What to work on:
Transcribe the records below exactly.
□ □ □ □ □ □ □
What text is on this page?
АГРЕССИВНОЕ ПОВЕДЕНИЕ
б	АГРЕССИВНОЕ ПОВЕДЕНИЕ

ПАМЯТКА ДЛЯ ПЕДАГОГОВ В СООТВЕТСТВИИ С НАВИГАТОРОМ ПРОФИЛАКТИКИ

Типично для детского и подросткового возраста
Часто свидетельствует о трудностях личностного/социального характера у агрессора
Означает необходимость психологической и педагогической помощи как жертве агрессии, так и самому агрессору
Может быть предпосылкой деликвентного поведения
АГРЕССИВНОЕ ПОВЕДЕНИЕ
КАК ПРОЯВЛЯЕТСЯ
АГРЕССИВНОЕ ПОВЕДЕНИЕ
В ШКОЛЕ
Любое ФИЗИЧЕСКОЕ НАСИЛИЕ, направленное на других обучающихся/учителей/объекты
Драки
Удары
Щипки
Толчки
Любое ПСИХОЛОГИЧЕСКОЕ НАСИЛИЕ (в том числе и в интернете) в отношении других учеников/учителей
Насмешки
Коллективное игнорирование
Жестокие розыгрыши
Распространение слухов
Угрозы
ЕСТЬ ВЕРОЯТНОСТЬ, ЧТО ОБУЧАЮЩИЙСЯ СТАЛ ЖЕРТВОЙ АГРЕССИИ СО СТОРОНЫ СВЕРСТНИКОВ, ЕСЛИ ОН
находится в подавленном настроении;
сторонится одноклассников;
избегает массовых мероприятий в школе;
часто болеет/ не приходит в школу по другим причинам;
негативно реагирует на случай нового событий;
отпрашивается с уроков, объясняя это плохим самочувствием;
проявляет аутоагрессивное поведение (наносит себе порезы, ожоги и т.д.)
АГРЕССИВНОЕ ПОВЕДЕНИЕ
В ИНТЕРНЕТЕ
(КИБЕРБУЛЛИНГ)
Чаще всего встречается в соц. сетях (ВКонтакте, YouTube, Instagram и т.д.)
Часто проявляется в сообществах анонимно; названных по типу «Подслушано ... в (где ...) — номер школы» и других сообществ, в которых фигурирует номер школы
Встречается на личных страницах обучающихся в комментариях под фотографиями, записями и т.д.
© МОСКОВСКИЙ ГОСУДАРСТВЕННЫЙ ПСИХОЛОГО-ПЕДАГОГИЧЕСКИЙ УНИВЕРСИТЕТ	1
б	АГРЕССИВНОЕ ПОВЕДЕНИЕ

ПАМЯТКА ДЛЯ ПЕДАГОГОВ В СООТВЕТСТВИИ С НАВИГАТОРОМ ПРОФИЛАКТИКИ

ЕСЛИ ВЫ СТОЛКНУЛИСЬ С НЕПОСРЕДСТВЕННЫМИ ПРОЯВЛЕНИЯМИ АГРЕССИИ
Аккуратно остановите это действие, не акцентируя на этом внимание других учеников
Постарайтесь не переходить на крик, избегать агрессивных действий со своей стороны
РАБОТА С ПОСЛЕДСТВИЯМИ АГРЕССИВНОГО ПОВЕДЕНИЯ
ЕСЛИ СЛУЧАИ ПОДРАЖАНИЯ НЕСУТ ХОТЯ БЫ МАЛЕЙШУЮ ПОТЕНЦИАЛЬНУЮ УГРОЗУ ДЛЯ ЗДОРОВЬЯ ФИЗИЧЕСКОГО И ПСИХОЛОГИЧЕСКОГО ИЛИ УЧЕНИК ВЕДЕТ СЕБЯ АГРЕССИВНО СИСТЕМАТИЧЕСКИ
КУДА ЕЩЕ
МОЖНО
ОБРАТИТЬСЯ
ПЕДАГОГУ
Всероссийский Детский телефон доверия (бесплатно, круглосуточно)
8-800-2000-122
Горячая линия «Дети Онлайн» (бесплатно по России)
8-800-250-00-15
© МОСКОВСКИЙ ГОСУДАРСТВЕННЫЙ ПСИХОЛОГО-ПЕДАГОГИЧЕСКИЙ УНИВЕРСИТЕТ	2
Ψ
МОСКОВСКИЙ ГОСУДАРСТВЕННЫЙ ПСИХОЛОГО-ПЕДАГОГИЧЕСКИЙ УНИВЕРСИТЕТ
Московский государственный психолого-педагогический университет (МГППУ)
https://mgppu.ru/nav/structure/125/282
□ □ □ □ □ □ □
Task response:
What text is on this page?
АГРЕССИВНОЕ ПОВЕДЕНИЕ
б	АГРЕССИВНОЕ ПОВЕДЕНИЕ

ПАМЯТКА ДЛЯ ПЕДАГОГОВ В СООТВЕТСТВИИ С НАВИГАТОРОМ ПРОФИЛАКТИКИ

Типично для детского и подросткового возраста
Часто свидетельствует о трудностях личностного/социального характера у агрессора
Означает необходимость психологической и педагогической помощи как жертве агрессии, так и самому агрессору
Может быть предпосылкой деликвентного поведения
АГРЕССИВНОЕ ПОВЕДЕНИЕ
КАК ПРОЯВЛЯЕТСЯ
АГРЕССИВНОЕ ПОВЕДЕНИЕ
В ШКОЛЕ
Любое ФИЗИЧЕСКОЕ НАСИЛИЕ, направленное на других обучающихся/учителей/объекты
Драки
Удары
Щипки
Толчки
Любое ПСИХОЛОГИЧЕСКОЕ НАСИЛИЕ (в том числе и в интернете) в отношении других учеников/учителей
Насмешки
Коллективное игнорирование
Жестокие розыгрыши
Распространение слухов
Угрозы
ЕСТЬ ВЕРОЯТНОСТЬ, ЧТО ОБУЧАЮЩИЙСЯ СТАЛ ЖЕРТВОЙ АГРЕССИИ СО СТОРОНЫ СВЕРСТНИКОВ, ЕСЛИ ОН
находится в подавленном настроении;
сторонится одноклассников;
избегает массовых мероприятий в школе;
часто болеет/ не приходит в школу по другим причинам;
негативно реагирует на случай нового событий;
отпрашивается с уроков, объясняя это плохим самочувствием;
проявляет аутоагрессивное поведение (наносит себе порезы, ожоги и т.д.)
АГРЕССИВНОЕ ПОВЕДЕНИЕ
В ИНТЕРНЕТЕ
(КИБЕРБУЛЛИНГ)
Чаще всего встречается в соц. сетях (ВКонтакте, YouTube, Instagram и т.д.)
Часто проявляется в сообществах анонимно; названных по типу «Подслушано ... в (где ...) — номер школы» и других сообществ, в которых фигурирует номер школы
Встречается на личных страницах обучающихся в комментариях под фотографиями, записями и т.д.
© МОСКОВСКИЙ ГОСУДАРСТВЕННЫЙ ПСИХОЛОГО-ПЕДАГОГИЧЕСКИЙ УНИВЕРСИТЕТ	1
б	АГРЕССИВНОЕ ПОВЕДЕНИЕ

ПАМЯТКА ДЛЯ ПЕДАГОГОВ В СООТВЕТСТВИИ С НАВИГАТОРОМ ПРОФИЛАКТИКИ

ЕСЛИ ВЫ СТОЛКНУЛИСЬ С НЕПОСРЕДСТВЕННЫМИ ПРОЯВЛЕНИЯМИ АГРЕССИИ
Аккуратно остановите это действие, не акцентируя на этом внимание других учеников
Постарайтесь не переходить на крик, избегать агрессивных действий со своей стороны
РАБОТА С ПОСЛЕДСТВИЯМИ АГРЕССИВНОГО ПОВЕДЕНИЯ
ЕСЛИ СЛУЧАИ ПОДРАЖАНИЯ НЕСУТ ХОТЯ БЫ МАЛЕЙШУЮ ПОТЕНЦИАЛЬНУЮ УГРОЗУ ДЛЯ ЗДОРОВЬЯ ФИЗИЧЕСКОГО И ПСИХОЛОГИЧЕСКОГО ИЛИ УЧЕНИК ВЕДЕТ СЕБЯ АГРЕССИВНО СИСТЕМАТИЧЕСКИ
КУДА ЕЩЕ
МОЖНО
ОБРАТИТЬСЯ
ПЕДАГОГУ
Всероссийский Детский телефон доверия (бесплатно, круглосуточно)
8-800-2000-122
Горячая линия «Дети Онлайн» (бесплатно по России)
8-800-250-00-15
© МОСКОВСКИЙ ГОСУДАРСТВЕННЫЙ ПСИХОЛОГО-ПЕДАГОГИЧЕСКИЙ УНИВЕРСИТЕТ	2
Ψ
МОСКОВСКИЙ ГОСУДАРСТВЕННЫЙ ПСИХОЛОГО-ПЕДАГОГИЧЕСКИЙ УНИВЕРСИТЕТ
Московский государственный психолого-педагогический университет (МГППУ)
https://mgppu.ru/nav/structure/125/282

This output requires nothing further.